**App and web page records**
== == ==

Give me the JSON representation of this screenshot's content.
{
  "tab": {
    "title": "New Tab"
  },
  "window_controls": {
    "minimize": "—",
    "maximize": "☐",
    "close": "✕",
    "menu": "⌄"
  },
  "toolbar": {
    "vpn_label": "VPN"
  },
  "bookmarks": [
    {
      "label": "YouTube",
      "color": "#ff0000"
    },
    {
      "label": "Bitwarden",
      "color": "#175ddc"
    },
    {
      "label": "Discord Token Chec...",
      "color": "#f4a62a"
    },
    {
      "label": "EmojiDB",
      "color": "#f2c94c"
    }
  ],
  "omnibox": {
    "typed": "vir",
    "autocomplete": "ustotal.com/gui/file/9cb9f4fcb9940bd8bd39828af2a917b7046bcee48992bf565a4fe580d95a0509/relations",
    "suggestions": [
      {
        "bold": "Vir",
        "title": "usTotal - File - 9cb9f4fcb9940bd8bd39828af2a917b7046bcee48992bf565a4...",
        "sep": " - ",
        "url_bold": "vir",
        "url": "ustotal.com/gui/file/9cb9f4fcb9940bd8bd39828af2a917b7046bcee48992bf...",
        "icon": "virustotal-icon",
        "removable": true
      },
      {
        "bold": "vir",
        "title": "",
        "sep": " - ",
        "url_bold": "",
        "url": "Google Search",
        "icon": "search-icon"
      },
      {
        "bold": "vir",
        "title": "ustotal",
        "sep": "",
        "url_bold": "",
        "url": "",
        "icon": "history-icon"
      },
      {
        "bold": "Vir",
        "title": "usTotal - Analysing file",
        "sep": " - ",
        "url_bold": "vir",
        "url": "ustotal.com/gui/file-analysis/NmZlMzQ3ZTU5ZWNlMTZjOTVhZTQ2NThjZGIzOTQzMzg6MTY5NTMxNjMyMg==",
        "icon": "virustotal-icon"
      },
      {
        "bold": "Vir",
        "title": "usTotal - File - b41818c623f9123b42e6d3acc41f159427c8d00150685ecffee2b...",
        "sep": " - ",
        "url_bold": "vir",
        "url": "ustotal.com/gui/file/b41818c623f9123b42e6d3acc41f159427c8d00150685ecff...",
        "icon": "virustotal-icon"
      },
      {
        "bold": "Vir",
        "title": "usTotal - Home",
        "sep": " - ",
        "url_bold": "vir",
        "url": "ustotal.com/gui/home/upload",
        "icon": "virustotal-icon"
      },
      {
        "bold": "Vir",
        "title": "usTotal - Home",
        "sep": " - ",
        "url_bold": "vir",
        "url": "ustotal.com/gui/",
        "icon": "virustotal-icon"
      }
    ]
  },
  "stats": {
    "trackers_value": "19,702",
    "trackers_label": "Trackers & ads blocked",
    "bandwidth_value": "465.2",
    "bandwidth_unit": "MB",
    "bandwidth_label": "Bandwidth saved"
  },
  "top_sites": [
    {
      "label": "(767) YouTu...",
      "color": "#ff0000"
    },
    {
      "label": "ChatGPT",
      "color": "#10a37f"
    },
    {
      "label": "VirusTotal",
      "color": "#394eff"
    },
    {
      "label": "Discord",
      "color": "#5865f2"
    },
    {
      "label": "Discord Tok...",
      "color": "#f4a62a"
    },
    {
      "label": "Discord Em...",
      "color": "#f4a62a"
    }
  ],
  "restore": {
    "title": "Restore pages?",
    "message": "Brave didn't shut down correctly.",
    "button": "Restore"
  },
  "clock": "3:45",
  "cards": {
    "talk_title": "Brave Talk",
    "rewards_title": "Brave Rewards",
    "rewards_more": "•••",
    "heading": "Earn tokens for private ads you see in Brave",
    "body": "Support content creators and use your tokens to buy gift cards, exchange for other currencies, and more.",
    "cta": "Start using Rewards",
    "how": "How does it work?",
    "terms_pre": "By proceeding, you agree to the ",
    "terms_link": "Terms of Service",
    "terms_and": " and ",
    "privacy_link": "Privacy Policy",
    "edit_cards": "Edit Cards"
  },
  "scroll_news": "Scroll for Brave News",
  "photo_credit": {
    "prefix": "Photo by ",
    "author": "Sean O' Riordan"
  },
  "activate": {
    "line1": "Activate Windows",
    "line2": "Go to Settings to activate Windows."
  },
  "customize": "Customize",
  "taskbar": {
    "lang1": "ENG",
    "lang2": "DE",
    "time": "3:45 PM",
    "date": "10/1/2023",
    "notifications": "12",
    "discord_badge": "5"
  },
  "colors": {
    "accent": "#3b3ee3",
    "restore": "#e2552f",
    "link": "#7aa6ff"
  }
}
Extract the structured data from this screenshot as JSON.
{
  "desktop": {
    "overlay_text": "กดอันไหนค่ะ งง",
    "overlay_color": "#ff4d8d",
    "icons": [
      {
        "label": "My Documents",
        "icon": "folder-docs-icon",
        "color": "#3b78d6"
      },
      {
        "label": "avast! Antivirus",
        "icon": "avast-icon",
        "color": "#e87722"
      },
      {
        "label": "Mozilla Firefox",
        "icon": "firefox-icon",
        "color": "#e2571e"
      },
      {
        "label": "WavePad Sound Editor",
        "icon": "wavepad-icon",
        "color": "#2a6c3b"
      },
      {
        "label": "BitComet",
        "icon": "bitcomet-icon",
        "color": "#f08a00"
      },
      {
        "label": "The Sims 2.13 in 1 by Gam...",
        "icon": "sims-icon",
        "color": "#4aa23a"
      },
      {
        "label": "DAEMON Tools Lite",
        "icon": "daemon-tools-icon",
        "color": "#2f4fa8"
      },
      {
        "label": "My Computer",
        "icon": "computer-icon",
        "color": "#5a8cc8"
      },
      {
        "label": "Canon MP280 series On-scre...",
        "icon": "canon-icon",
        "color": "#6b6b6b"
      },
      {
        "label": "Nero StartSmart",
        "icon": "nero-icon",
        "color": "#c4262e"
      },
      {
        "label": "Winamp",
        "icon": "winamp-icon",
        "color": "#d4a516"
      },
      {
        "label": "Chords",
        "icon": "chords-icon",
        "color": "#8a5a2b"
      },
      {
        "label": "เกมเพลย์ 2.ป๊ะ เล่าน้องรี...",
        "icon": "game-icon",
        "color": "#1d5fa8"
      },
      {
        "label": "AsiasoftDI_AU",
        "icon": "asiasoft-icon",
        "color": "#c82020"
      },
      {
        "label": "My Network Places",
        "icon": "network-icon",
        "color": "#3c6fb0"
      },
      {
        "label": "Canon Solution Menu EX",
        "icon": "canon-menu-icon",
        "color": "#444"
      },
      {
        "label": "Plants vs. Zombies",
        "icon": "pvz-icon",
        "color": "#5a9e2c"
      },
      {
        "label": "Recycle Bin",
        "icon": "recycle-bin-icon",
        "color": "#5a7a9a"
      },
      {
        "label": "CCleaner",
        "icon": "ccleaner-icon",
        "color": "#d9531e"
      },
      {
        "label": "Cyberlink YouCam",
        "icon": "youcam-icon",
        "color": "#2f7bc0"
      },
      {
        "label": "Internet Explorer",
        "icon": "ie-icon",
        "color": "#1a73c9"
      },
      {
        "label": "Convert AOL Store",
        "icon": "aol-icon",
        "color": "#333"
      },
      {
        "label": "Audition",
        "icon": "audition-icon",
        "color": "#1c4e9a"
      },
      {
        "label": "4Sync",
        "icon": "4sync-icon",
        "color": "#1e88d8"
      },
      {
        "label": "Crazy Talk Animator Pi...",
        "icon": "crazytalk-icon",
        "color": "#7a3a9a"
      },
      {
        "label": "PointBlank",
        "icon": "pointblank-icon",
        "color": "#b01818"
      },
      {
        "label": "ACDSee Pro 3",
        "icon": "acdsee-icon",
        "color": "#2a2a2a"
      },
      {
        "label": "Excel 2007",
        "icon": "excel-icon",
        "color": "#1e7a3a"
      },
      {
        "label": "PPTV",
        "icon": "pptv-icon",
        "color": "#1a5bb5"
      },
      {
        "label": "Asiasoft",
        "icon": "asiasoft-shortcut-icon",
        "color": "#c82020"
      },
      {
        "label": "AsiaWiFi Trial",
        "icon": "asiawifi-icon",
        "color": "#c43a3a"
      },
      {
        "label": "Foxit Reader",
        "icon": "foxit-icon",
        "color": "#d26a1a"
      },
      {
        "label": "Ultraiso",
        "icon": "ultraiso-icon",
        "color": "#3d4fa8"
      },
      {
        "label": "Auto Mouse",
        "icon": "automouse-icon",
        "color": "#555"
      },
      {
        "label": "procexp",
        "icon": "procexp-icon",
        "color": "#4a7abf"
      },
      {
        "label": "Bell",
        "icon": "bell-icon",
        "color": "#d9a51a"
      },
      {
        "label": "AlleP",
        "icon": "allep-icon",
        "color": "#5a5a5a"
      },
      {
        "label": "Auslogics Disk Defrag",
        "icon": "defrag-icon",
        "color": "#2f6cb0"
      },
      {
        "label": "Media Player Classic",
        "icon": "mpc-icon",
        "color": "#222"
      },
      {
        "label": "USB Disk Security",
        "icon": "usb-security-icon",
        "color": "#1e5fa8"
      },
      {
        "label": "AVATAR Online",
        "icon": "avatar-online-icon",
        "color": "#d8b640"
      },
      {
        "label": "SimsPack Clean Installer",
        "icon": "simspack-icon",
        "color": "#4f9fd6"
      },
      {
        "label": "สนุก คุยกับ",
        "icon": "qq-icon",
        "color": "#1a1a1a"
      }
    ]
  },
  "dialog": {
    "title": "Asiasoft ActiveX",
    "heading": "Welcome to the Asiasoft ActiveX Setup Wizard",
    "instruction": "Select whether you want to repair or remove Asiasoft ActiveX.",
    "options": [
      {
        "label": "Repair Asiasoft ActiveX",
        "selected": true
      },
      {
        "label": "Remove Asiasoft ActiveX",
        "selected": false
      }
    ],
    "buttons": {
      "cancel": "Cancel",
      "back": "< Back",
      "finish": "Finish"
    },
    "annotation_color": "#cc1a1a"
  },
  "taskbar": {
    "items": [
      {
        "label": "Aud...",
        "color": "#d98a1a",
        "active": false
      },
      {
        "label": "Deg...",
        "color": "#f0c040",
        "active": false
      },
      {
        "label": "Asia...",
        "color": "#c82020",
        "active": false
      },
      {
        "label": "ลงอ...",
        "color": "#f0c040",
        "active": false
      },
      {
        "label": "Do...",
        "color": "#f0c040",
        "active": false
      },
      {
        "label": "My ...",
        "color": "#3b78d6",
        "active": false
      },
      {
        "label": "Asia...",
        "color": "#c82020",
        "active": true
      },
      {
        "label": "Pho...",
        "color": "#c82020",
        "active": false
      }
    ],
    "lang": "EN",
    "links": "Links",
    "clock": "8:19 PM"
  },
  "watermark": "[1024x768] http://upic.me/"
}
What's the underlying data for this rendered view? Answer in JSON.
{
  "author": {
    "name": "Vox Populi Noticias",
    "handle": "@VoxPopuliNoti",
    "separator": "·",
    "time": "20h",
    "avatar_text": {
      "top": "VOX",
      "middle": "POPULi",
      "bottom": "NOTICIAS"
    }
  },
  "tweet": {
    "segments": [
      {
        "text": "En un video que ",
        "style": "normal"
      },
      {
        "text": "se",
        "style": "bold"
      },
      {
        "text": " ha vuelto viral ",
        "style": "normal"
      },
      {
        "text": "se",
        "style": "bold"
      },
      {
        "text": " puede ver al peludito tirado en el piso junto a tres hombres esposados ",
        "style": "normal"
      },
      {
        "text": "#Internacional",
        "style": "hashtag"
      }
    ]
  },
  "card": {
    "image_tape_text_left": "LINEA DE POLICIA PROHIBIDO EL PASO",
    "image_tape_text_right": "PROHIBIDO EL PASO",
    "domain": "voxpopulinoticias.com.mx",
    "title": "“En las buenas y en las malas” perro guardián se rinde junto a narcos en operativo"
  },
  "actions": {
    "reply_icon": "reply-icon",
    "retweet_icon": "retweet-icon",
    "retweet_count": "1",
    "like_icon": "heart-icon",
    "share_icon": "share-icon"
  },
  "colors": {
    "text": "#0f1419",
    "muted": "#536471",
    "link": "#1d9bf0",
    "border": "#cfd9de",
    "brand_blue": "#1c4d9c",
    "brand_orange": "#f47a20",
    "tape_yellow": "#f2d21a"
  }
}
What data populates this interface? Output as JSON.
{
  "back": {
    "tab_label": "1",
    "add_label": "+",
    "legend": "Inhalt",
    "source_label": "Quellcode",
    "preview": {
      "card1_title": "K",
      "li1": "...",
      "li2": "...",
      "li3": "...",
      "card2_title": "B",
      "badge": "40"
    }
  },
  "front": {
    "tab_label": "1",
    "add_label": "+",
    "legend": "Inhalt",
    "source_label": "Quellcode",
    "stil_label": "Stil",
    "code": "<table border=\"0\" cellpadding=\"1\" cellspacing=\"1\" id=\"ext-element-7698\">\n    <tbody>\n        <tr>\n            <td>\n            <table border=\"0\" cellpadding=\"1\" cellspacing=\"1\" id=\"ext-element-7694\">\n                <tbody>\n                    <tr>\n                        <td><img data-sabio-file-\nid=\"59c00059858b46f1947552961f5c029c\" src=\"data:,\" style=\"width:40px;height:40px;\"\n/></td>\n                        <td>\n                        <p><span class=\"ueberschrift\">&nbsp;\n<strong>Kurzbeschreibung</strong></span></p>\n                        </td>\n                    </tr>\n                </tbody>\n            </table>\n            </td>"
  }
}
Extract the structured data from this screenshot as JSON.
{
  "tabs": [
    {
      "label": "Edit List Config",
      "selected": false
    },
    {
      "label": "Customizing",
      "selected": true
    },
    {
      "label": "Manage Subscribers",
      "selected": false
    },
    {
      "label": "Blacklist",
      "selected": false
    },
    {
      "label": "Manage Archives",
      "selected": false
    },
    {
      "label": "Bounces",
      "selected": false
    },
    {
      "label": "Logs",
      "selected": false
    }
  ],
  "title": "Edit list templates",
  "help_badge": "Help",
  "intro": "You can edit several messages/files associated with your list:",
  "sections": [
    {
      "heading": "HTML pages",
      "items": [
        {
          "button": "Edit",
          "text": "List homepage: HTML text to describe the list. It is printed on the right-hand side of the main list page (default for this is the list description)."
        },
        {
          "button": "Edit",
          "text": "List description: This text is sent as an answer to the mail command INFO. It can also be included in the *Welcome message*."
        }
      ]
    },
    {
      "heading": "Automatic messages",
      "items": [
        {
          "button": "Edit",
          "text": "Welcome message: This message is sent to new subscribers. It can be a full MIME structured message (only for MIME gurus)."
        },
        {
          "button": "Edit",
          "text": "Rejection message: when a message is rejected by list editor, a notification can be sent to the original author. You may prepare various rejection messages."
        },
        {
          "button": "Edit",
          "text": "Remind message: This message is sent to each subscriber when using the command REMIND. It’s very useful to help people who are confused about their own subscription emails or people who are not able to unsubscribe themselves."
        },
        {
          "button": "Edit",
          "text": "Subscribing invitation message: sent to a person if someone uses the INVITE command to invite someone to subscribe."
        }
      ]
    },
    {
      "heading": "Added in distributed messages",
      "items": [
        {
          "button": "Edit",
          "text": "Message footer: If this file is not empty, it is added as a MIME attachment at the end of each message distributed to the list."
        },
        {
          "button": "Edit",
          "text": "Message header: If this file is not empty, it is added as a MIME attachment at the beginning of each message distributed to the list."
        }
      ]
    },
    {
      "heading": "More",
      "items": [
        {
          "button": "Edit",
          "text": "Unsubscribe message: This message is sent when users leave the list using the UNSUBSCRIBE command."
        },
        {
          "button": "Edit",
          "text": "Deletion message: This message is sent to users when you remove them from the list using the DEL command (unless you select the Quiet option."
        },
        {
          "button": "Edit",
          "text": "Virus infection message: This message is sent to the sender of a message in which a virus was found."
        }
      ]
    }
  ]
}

== == ==

Across the data, find each line that has "pages" in it and copy that line.

    "title": "Restore pages?",
      "heading": "HTML pages",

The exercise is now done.